— Figure record listings —
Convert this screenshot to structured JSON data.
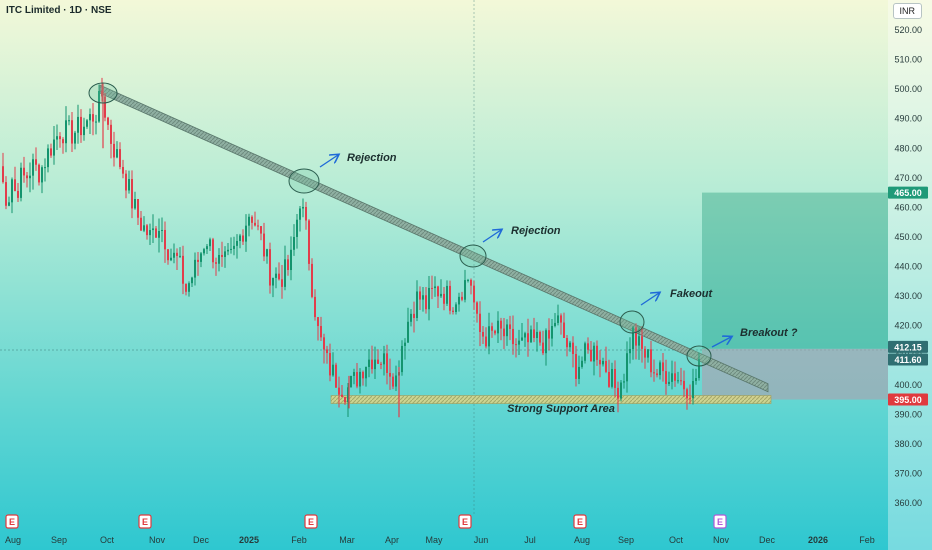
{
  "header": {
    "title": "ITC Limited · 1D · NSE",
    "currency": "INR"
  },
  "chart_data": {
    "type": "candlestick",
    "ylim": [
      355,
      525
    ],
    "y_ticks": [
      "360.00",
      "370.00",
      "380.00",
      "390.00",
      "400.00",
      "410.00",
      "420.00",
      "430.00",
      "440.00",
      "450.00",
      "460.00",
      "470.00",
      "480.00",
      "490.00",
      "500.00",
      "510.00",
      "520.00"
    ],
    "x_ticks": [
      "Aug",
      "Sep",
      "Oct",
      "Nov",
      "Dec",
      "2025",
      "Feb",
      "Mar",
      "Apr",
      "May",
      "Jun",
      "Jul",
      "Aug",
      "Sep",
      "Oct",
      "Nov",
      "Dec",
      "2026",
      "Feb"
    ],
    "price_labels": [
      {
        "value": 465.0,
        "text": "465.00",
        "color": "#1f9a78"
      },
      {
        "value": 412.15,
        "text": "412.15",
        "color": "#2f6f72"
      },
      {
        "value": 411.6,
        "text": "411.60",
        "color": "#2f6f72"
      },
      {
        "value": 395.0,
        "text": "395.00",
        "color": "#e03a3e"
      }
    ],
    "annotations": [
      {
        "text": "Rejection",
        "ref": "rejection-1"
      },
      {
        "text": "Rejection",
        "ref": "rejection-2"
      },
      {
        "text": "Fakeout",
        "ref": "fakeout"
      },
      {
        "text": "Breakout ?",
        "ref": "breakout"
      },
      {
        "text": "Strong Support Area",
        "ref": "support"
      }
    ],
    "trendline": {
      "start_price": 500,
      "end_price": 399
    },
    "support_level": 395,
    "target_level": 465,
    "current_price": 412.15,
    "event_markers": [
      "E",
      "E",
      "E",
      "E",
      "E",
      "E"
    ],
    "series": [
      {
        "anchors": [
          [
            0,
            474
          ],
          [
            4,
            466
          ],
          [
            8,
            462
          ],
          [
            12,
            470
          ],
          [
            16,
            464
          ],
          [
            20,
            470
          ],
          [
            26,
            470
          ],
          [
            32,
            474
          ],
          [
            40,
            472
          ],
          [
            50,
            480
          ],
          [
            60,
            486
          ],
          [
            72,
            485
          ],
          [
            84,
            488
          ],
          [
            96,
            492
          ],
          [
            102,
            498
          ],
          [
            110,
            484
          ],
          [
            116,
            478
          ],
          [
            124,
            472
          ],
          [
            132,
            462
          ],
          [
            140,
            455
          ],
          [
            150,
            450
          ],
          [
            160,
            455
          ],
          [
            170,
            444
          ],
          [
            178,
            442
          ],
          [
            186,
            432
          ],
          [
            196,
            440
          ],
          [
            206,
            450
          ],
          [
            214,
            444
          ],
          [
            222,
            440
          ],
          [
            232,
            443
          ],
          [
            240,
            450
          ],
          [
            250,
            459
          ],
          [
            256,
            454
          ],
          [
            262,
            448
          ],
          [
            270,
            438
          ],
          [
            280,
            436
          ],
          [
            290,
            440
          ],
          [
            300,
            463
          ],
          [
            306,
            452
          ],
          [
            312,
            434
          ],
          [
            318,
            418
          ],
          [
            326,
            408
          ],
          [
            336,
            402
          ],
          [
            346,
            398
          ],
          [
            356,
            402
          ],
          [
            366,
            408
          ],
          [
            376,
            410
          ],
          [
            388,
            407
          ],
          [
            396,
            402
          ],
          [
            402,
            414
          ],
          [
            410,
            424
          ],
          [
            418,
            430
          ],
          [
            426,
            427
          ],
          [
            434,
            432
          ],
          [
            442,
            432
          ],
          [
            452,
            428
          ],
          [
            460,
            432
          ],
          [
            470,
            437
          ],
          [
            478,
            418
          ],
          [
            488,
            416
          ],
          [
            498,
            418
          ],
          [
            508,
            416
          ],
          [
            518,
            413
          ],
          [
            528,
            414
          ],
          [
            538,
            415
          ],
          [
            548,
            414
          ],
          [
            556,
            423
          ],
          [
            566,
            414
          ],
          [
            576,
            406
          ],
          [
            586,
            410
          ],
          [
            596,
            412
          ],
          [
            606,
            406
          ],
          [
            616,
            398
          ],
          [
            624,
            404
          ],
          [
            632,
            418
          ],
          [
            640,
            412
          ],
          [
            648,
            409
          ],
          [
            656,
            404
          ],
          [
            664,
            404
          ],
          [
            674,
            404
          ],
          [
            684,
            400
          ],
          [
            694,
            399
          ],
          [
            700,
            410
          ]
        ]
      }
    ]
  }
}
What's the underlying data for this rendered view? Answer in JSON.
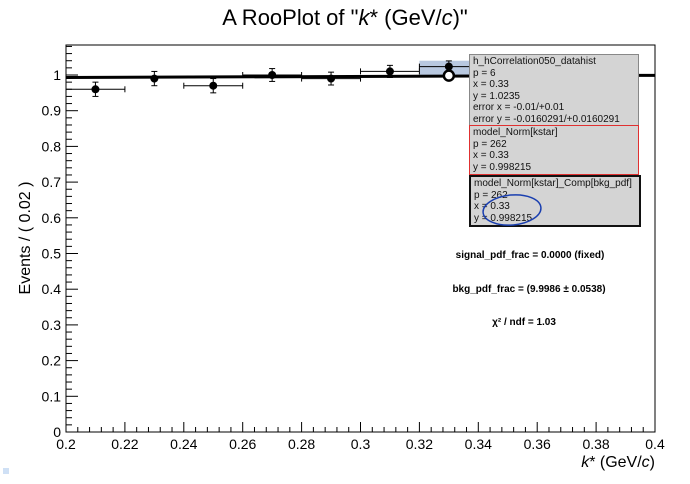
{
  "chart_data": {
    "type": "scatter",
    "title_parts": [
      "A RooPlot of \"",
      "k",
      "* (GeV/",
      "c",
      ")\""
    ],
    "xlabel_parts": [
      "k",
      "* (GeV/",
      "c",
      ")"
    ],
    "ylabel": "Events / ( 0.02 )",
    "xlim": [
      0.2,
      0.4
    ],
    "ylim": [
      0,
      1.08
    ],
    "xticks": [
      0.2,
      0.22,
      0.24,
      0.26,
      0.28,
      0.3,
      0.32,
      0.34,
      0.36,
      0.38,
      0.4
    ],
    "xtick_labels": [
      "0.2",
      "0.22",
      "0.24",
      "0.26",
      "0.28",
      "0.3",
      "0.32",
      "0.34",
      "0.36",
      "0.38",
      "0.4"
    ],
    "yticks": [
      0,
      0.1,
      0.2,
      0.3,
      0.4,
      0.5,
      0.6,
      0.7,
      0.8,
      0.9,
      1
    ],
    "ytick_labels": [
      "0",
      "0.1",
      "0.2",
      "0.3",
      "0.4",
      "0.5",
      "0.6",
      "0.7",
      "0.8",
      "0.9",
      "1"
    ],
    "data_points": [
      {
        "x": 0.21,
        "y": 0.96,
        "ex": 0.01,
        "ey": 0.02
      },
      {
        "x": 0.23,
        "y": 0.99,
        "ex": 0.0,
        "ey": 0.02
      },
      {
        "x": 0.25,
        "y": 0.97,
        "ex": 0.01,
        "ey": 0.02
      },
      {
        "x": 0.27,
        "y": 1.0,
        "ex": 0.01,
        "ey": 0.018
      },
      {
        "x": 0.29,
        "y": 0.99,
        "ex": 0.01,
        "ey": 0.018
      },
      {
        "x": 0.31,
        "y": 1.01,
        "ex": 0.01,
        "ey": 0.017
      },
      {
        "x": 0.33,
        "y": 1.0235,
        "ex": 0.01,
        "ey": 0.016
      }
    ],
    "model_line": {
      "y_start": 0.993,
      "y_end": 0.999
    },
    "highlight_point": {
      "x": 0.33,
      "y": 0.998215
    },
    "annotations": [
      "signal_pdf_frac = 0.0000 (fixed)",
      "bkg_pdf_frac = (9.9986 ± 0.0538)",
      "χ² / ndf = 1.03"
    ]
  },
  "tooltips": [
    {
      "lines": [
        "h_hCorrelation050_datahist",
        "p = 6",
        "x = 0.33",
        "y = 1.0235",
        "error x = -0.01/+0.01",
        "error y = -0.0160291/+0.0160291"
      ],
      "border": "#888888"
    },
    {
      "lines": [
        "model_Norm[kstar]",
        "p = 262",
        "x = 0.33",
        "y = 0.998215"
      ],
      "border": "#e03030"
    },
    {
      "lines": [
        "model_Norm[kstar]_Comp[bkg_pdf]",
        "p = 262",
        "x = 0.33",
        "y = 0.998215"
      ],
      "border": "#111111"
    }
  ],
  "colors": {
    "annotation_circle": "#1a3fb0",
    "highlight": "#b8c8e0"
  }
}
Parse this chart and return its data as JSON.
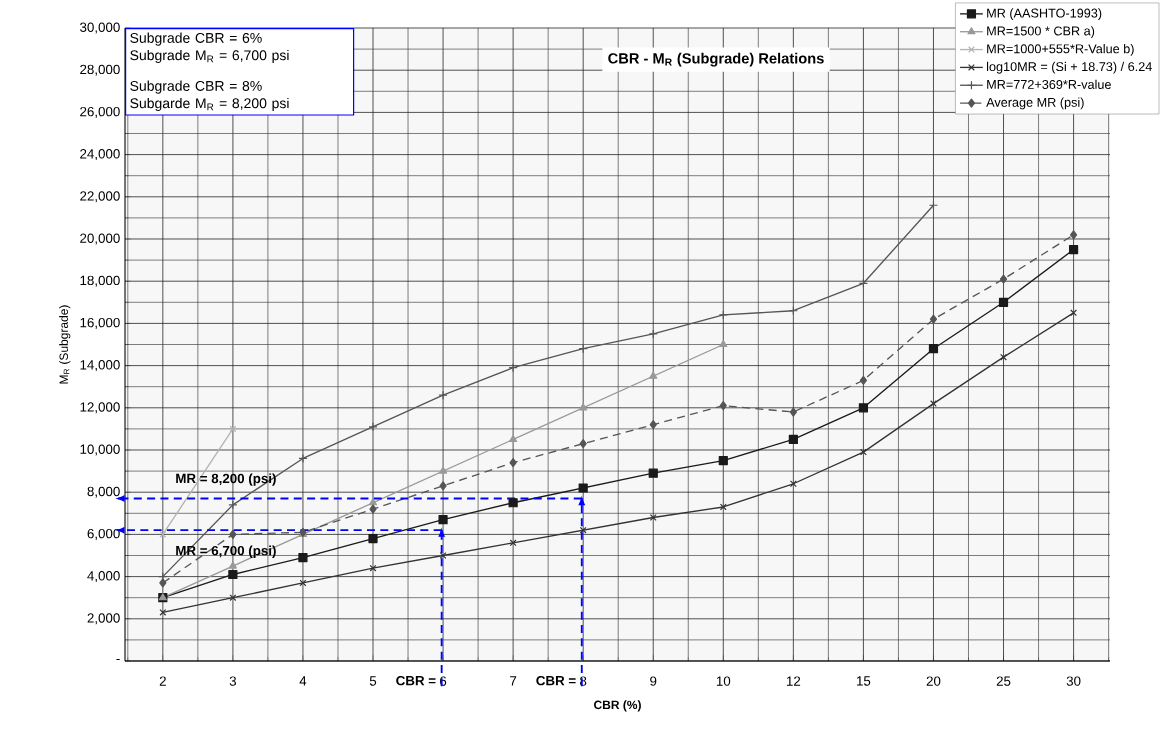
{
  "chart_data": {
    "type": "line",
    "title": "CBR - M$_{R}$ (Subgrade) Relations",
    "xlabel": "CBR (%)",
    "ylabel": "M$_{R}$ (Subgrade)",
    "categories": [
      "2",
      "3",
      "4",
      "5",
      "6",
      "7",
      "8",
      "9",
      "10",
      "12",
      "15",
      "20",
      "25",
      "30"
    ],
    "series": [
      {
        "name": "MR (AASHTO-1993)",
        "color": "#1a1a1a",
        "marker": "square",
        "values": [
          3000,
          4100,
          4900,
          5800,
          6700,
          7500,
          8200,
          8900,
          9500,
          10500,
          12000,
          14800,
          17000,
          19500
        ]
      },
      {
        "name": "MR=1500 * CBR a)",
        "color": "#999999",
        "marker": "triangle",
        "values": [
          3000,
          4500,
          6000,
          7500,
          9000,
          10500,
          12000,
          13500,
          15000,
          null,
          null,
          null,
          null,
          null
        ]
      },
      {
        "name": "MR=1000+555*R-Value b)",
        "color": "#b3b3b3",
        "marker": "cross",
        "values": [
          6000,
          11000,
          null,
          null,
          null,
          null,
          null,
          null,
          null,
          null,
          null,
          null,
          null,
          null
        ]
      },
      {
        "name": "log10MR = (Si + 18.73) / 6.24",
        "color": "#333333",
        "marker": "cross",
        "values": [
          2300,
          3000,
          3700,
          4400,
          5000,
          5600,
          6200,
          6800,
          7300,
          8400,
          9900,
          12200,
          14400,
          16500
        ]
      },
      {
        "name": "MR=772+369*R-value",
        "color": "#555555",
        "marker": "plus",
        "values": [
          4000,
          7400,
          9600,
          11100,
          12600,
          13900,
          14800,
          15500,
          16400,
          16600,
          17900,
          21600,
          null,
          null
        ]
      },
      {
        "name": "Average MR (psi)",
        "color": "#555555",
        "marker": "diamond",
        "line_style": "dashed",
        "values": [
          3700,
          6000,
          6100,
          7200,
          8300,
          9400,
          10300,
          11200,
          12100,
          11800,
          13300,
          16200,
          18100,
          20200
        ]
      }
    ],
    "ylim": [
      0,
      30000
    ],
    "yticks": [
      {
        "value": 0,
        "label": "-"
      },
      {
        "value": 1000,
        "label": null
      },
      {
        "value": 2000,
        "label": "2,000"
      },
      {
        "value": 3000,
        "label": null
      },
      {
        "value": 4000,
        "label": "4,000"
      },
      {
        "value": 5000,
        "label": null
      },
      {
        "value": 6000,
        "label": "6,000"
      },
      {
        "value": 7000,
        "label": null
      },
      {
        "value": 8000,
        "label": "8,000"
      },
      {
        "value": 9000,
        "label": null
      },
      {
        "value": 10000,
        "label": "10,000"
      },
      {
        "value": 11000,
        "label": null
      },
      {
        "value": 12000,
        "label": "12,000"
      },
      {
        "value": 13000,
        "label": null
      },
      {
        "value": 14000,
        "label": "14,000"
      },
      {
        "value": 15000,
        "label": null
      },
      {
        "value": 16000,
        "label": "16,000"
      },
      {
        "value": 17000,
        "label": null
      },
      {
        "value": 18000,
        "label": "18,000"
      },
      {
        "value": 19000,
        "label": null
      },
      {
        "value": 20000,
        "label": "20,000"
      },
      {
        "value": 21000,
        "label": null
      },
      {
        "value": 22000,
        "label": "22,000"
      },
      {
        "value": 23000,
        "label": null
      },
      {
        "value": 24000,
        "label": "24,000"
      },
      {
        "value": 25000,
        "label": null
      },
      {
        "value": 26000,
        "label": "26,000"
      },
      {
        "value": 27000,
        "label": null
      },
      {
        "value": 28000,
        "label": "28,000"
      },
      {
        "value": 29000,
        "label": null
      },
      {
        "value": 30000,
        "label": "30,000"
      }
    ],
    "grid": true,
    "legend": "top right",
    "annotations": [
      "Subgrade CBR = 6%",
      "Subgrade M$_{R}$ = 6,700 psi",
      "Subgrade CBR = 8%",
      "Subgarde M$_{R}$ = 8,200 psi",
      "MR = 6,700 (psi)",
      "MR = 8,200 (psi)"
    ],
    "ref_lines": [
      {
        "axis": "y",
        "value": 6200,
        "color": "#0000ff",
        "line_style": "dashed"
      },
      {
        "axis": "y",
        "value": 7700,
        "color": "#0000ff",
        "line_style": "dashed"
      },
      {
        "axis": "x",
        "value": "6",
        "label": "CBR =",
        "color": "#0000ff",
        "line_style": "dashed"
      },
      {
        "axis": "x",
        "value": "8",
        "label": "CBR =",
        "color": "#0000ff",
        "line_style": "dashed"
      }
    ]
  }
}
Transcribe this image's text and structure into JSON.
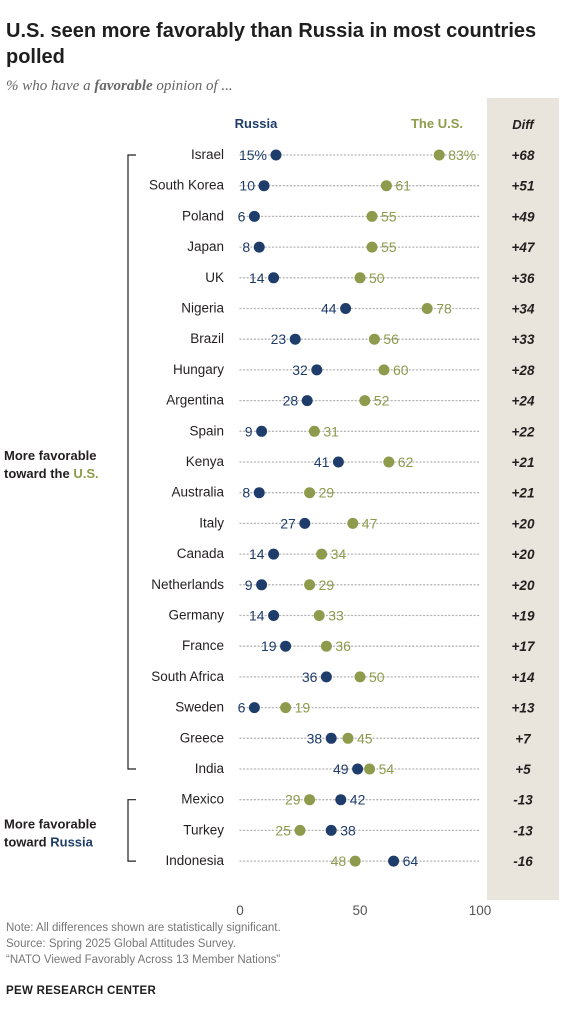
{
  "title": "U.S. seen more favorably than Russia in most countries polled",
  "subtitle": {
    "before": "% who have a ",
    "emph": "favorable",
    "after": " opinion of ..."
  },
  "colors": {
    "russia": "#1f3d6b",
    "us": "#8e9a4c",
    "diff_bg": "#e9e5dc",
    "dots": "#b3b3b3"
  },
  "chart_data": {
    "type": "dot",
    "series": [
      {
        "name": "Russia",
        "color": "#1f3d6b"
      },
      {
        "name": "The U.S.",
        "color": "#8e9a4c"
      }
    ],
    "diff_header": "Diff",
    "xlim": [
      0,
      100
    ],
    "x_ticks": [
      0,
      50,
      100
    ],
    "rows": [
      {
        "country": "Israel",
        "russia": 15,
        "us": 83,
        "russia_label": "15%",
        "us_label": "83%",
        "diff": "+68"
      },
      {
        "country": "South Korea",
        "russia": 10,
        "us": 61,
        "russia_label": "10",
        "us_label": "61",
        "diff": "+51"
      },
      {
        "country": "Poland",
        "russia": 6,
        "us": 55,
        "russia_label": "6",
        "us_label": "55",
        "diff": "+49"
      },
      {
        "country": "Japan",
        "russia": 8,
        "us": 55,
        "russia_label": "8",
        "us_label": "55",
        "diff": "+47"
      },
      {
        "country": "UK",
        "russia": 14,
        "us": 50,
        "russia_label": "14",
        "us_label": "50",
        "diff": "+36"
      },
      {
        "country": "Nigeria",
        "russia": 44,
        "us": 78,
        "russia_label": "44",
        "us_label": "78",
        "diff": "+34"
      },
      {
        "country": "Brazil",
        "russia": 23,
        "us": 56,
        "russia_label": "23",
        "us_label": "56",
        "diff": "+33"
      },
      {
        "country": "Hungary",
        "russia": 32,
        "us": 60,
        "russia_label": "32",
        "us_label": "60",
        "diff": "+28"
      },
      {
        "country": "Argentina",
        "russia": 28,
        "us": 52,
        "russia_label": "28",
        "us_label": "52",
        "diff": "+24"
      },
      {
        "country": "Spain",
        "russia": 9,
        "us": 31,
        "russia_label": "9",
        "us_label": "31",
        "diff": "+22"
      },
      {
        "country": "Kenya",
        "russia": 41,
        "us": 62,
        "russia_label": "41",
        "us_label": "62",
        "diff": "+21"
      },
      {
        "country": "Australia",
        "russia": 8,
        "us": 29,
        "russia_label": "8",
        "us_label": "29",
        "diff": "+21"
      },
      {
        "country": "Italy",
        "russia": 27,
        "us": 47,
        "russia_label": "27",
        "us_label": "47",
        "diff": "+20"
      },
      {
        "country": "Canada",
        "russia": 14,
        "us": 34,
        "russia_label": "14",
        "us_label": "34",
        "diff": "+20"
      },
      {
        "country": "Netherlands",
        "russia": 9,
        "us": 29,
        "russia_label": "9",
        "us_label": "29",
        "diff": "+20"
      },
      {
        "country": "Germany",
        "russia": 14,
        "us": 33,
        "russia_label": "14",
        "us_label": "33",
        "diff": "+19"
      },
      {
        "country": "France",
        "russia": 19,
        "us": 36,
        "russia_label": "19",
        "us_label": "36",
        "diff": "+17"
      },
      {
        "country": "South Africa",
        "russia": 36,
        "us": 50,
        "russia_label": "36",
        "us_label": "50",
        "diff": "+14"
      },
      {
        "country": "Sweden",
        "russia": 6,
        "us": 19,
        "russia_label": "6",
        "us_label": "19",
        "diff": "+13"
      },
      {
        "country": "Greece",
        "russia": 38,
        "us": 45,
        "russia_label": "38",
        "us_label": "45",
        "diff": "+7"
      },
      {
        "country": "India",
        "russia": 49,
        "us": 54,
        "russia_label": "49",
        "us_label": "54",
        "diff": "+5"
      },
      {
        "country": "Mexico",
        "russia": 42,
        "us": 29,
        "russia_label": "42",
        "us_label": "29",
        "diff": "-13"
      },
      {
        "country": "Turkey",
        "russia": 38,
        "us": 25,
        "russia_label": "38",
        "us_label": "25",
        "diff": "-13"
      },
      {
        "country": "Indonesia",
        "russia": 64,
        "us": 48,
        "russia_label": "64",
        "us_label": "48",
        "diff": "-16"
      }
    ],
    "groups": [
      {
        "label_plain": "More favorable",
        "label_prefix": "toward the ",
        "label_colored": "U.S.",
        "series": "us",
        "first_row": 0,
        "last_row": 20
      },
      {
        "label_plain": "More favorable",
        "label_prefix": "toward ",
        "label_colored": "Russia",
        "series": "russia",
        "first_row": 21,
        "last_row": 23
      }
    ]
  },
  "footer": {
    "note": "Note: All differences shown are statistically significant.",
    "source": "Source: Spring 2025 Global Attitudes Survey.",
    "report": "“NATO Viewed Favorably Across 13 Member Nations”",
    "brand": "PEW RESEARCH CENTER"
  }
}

— Task requirements —
Check each line of the listing above for the string "toward", then report only how many lines have it.

— Task answer —
2